┌─ Selection
I’m known for my relative cool-headedness during discussions, and I do believe about myself that I weigh arguments as fairly as I can. However, the amount of absolute bullshit I was exposed to over the past months at some point made me stop and consider what role I truly wished to have in such discussions. They strengthened my resolve to protect what matters to me the most, i.e. freedom of movement and opportunity, animal rights, compassion, egalitarianism, to name just a few ideas which every day prove to be much less than self-explanatory. I still come to discussions bringing empathy into the picture, but I no longer feel as if a well-spoken argument can leave me stunned, nor that lashing out can solve things, precisely because confirmation bias works the way it does. From an idealistic perspective, I have an easier time recognising what it is I truly have a desire to fight for, or that in some cases fighting is a waste of energy – which by the way is what most online comment wars boil down to.
People end up liking you and remembering you for completely different reasons from what you think
If there was one piece of advice I would hear a lot before enlisting, it was to avoid attracting attention. “You don’t want people to remember who you are, what your name is, or what you do. You want to be a shadow – obedient enough to never raise an eyebrow, yet never to a degree which would make you stand out.”
It wasn’t long before I found out that it was impossible for me not to attract attention, or at the very least have people be somewhat aware of my presence – or absence.
└─
┌─ Information supplied
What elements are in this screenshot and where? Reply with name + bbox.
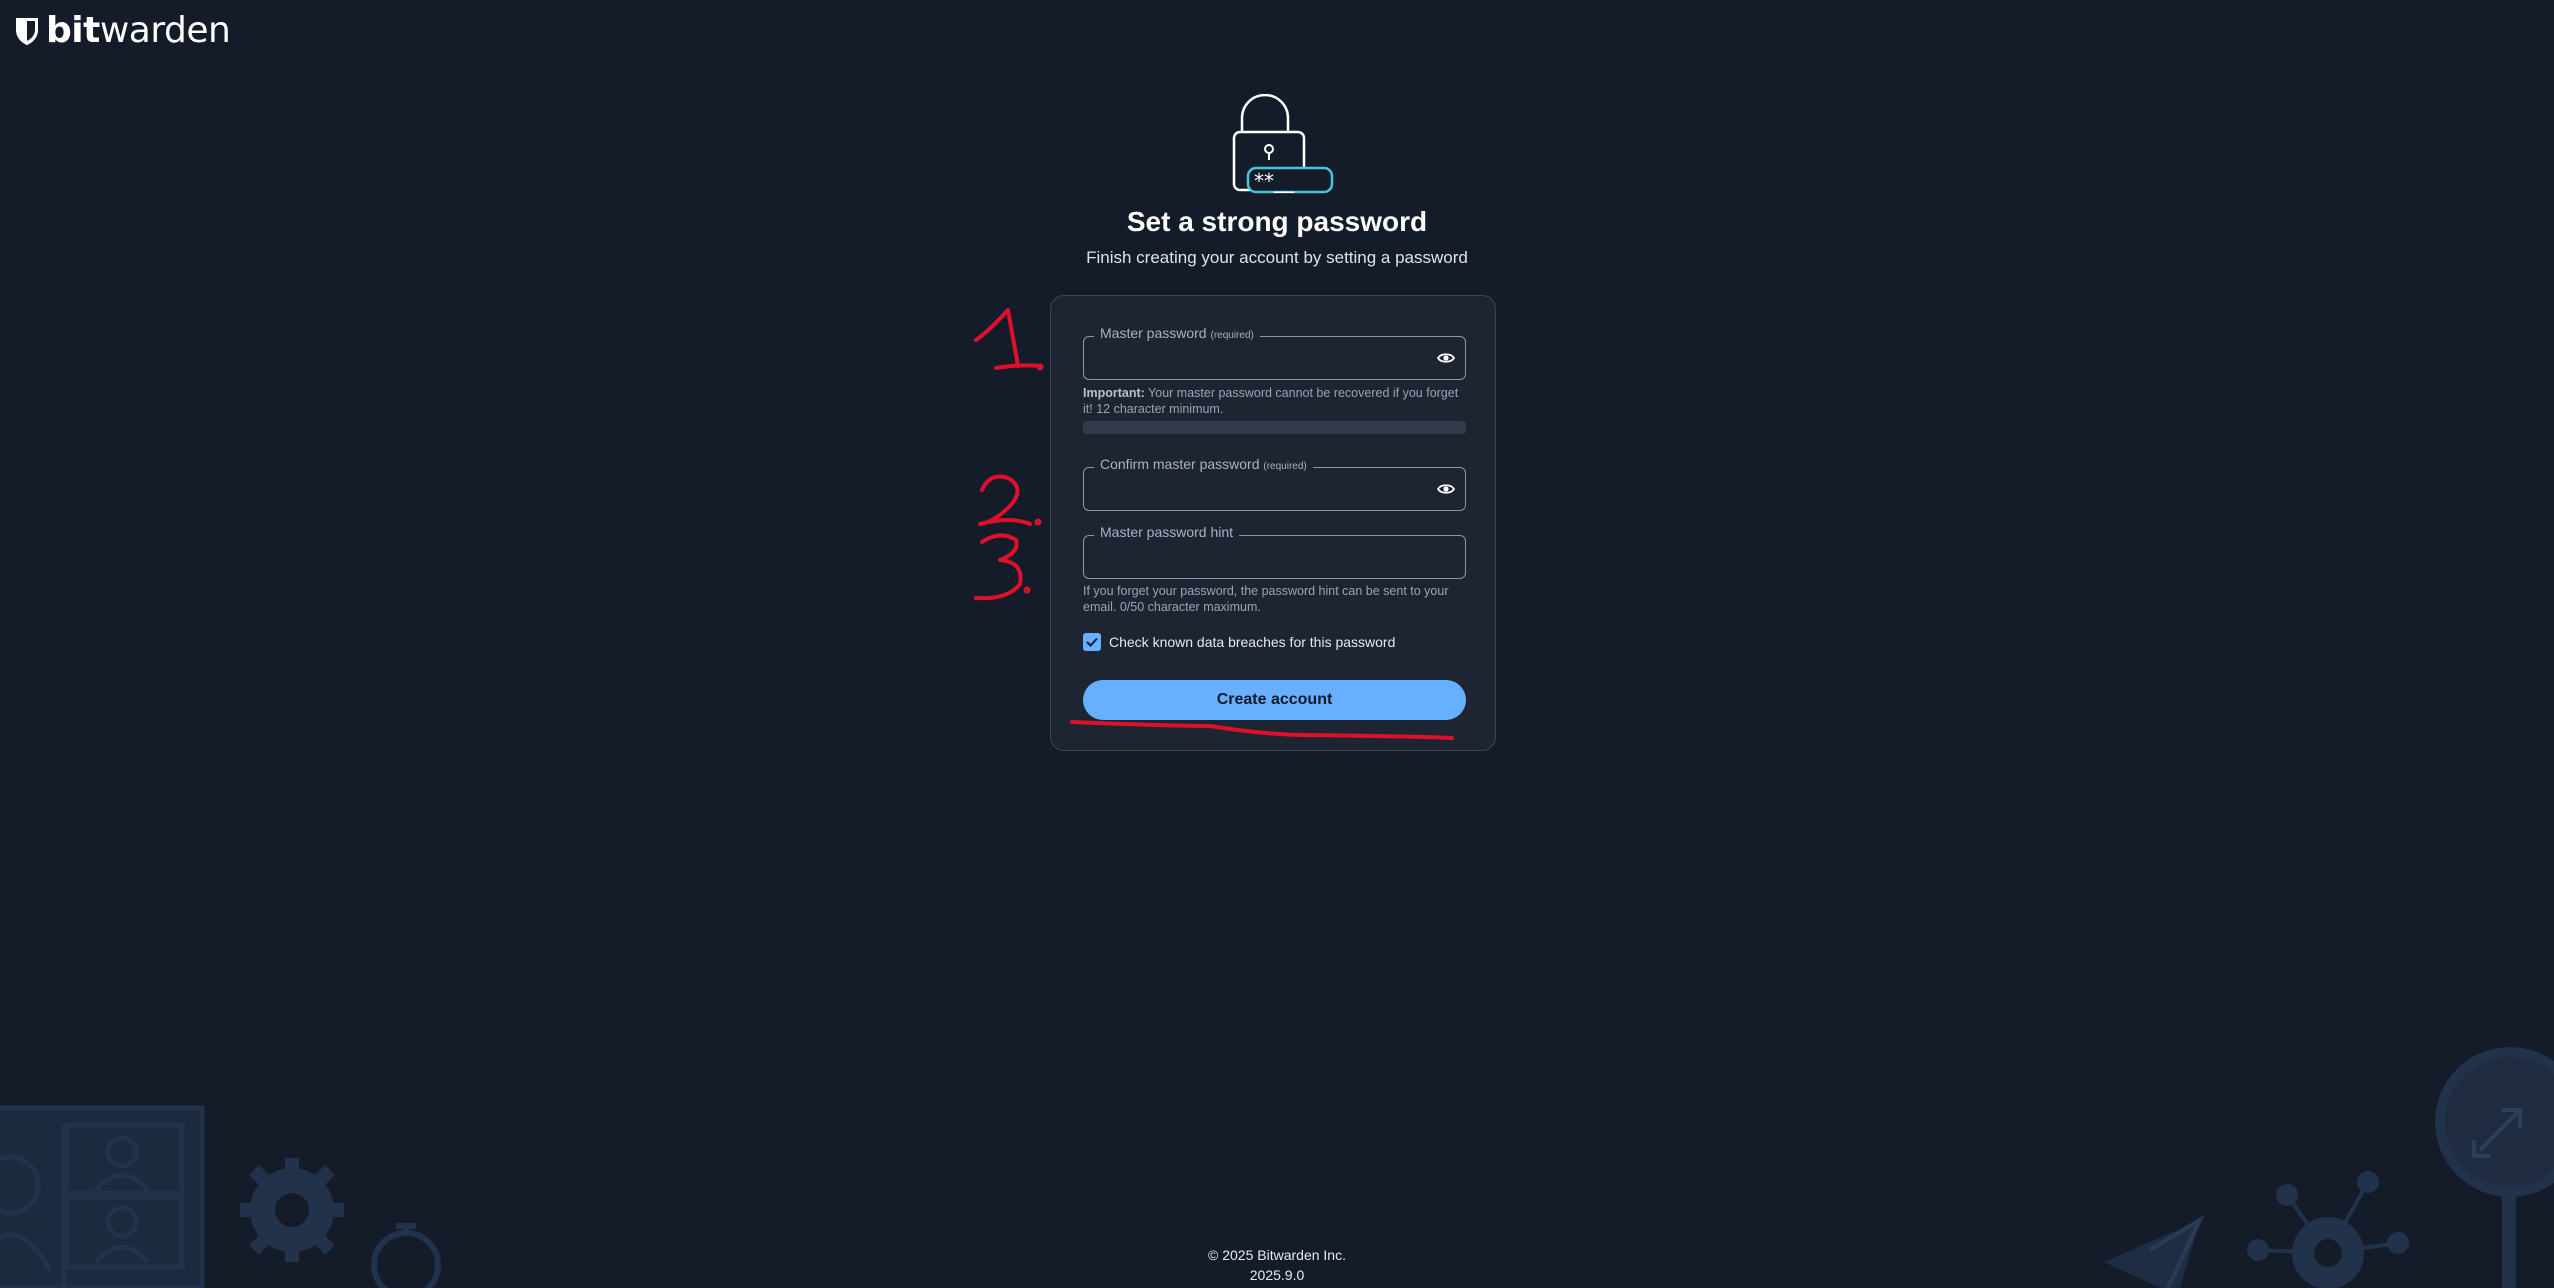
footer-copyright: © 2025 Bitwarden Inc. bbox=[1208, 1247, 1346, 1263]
└─
## Problem to work on
Can you pick up the personal essay about enlisting at the top of the page and keep it going from its final sentence?

## Exercise output
One aspect of this I had been dreading ever since I was still in school, was the unusual sound of my surname – Hall – to Greek ears. I got my fair share of teasing for it when I was a child and for years I wouldn’t be comfortable with the attention I was getting purely because of it. As an adult man ready to enlist, the fear that I would have to fend off teases about my name was still there, like a childhood bite dictates a life-long fear of dogs or some weird aversion to a particular non-threatening food item. What I hadn’t considered was that, even though the army was in many ways like going back to school, a key difference would be that I wouldn’t have to be surrounded by kids anymore. OK, excluding all the 18-year-olds.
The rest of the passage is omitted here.